***** Material provided

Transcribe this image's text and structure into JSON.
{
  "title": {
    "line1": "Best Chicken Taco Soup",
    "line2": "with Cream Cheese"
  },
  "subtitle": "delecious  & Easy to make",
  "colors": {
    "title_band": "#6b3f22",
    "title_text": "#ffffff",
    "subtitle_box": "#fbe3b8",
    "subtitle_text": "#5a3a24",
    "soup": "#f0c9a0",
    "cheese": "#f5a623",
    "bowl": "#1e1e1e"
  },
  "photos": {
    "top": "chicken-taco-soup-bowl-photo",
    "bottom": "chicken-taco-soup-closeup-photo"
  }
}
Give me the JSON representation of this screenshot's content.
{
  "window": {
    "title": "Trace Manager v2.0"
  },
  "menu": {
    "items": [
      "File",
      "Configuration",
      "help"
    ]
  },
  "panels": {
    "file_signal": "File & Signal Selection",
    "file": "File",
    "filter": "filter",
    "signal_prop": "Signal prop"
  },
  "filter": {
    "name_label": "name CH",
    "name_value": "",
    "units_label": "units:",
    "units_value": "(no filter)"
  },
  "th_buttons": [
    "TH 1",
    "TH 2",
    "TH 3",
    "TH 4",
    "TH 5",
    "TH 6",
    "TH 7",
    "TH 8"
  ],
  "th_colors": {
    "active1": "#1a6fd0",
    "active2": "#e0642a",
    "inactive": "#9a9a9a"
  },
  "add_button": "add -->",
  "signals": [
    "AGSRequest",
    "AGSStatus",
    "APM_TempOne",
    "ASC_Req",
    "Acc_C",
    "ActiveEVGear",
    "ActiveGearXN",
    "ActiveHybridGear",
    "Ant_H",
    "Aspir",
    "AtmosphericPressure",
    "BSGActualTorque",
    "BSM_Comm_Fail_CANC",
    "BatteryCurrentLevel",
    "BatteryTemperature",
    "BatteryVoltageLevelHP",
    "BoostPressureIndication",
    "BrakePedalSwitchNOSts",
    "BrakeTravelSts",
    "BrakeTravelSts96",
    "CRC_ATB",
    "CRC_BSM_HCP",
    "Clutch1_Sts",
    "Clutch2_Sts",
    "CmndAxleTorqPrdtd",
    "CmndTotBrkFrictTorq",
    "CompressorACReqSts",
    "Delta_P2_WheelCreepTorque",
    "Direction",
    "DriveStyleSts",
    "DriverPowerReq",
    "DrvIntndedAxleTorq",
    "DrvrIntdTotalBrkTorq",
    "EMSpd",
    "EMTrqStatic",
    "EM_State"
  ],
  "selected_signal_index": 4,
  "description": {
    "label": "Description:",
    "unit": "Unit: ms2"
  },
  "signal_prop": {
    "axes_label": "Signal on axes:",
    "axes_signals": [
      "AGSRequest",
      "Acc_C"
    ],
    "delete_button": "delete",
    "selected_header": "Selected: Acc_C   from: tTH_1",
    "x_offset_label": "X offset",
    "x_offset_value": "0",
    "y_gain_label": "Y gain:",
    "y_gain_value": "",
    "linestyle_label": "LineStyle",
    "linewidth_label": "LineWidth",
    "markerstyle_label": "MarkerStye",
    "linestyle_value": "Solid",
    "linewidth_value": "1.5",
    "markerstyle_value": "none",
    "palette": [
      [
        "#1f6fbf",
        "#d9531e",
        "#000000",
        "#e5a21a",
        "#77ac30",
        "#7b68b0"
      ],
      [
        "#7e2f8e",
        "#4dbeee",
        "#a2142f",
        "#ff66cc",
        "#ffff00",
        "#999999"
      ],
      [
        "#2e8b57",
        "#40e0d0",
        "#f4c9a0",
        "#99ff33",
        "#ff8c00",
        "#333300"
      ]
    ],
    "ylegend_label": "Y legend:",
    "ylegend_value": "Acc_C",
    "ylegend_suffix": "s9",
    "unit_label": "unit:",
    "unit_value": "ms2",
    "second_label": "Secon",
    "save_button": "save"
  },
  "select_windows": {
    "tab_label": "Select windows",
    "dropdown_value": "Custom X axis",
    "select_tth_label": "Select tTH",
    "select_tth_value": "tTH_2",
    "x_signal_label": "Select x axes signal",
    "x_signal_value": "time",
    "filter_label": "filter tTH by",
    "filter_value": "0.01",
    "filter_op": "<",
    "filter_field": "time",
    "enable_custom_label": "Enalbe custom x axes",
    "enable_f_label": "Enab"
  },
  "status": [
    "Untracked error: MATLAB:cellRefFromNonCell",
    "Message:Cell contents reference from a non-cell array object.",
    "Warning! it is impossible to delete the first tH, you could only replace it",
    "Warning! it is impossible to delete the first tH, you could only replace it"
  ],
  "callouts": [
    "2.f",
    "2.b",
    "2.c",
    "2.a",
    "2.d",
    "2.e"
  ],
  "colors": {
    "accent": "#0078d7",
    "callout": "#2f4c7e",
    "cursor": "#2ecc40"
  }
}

**********

Problem description
Quote every record above exactly.

Exercise solution
Transcribe this image's text and structure into JSON.
{
  "title": {
    "line1": "Best Chicken Taco Soup",
    "line2": "with Cream Cheese"
  },
  "subtitle": "delecious  & Easy to make",
  "colors": {
    "title_band": "#6b3f22",
    "title_text": "#ffffff",
    "subtitle_box": "#fbe3b8",
    "subtitle_text": "#5a3a24",
    "soup": "#f0c9a0",
    "cheese": "#f5a623",
    "bowl": "#1e1e1e"
  },
  "photos": {
    "top": "chicken-taco-soup-bowl-photo",
    "bottom": "chicken-taco-soup-closeup-photo"
  }
}
Give me the JSON representation of this screenshot's content.
{
  "window": {
    "title": "Trace Manager v2.0"
  },
  "menu": {
    "items": [
      "File",
      "Configuration",
      "help"
    ]
  },
  "panels": {
    "file_signal": "File & Signal Selection",
    "file": "File",
    "filter": "filter",
    "signal_prop": "Signal prop"
  },
  "filter": {
    "name_label": "name CH",
    "name_value": "",
    "units_label": "units:",
    "units_value": "(no filter)"
  },
  "th_buttons": [
    "TH 1",
    "TH 2",
    "TH 3",
    "TH 4",
    "TH 5",
    "TH 6",
    "TH 7",
    "TH 8"
  ],
  "th_colors": {
    "active1": "#1a6fd0",
    "active2": "#e0642a",
    "inactive": "#9a9a9a"
  },
  "add_button": "add -->",
  "signals": [
    "AGSRequest",
    "AGSStatus",
    "APM_TempOne",
    "ASC_Req",
    "Acc_C",
    "ActiveEVGear",
    "ActiveGearXN",
    "ActiveHybridGear",
    "Ant_H",
    "Aspir",
    "AtmosphericPressure",
    "BSGActualTorque",
    "BSM_Comm_Fail_CANC",
    "BatteryCurrentLevel",
    "BatteryTemperature",
    "BatteryVoltageLevelHP",
    "BoostPressureIndication",
    "BrakePedalSwitchNOSts",
    "BrakeTravelSts",
    "BrakeTravelSts96",
    "CRC_ATB",
    "CRC_BSM_HCP",
    "Clutch1_Sts",
    "Clutch2_Sts",
    "CmndAxleTorqPrdtd",
    "CmndTotBrkFrictTorq",
    "CompressorACReqSts",
    "Delta_P2_WheelCreepTorque",
    "Direction",
    "DriveStyleSts",
    "DriverPowerReq",
    "DrvIntndedAxleTorq",
    "DrvrIntdTotalBrkTorq",
    "EMSpd",
    "EMTrqStatic",
    "EM_State"
  ],
  "selected_signal_index": 4,
  "description": {
    "label": "Description:",
    "unit": "Unit: ms2"
  },
  "signal_prop": {
    "axes_label": "Signal on axes:",
    "axes_signals": [
      "AGSRequest",
      "Acc_C"
    ],
    "delete_button": "delete",
    "selected_header": "Selected: Acc_C   from: tTH_1",
    "x_offset_label": "X offset",
    "x_offset_value": "0",
    "y_gain_label": "Y gain:",
    "y_gain_value": "",
    "linestyle_label": "LineStyle",
    "linewidth_label": "LineWidth",
    "markerstyle_label": "MarkerStye",
    "linestyle_value": "Solid",
    "linewidth_value": "1.5",
    "markerstyle_value": "none",
    "palette": [
      [
        "#1f6fbf",
        "#d9531e",
        "#000000",
        "#e5a21a",
        "#77ac30",
        "#7b68b0"
      ],
      [
        "#7e2f8e",
        "#4dbeee",
        "#a2142f",
        "#ff66cc",
        "#ffff00",
        "#999999"
      ],
      [
        "#2e8b57",
        "#40e0d0",
        "#f4c9a0",
        "#99ff33",
        "#ff8c00",
        "#333300"
      ]
    ],
    "ylegend_label": "Y legend:",
    "ylegend_value": "Acc_C",
    "ylegend_suffix": "s9",
    "unit_label": "unit:",
    "unit_value": "ms2",
    "second_label": "Secon",
    "save_button": "save"
  },
  "select_windows": {
    "tab_label": "Select windows",
    "dropdown_value": "Custom X axis",
    "select_tth_label": "Select tTH",
    "select_tth_value": "tTH_2",
    "x_signal_label": "Select x axes signal",
    "x_signal_value": "time",
    "filter_label": "filter tTH by",
    "filter_value": "0.01",
    "filter_op": "<",
    "filter_field": "time",
    "enable_custom_label": "Enalbe custom x axes",
    "enable_f_label": "Enab"
  },
  "status": [
    "Untracked error: MATLAB:cellRefFromNonCell",
    "Message:Cell contents reference from a non-cell array object.",
    "Warning! it is impossible to delete the first tH, you could only replace it",
    "Warning! it is impossible to delete the first tH, you could only replace it"
  ],
  "callouts": [
    "2.f",
    "2.b",
    "2.c",
    "2.a",
    "2.d",
    "2.e"
  ],
  "colors": {
    "accent": "#0078d7",
    "callout": "#2f4c7e",
    "cursor": "#2ecc40"
  }
}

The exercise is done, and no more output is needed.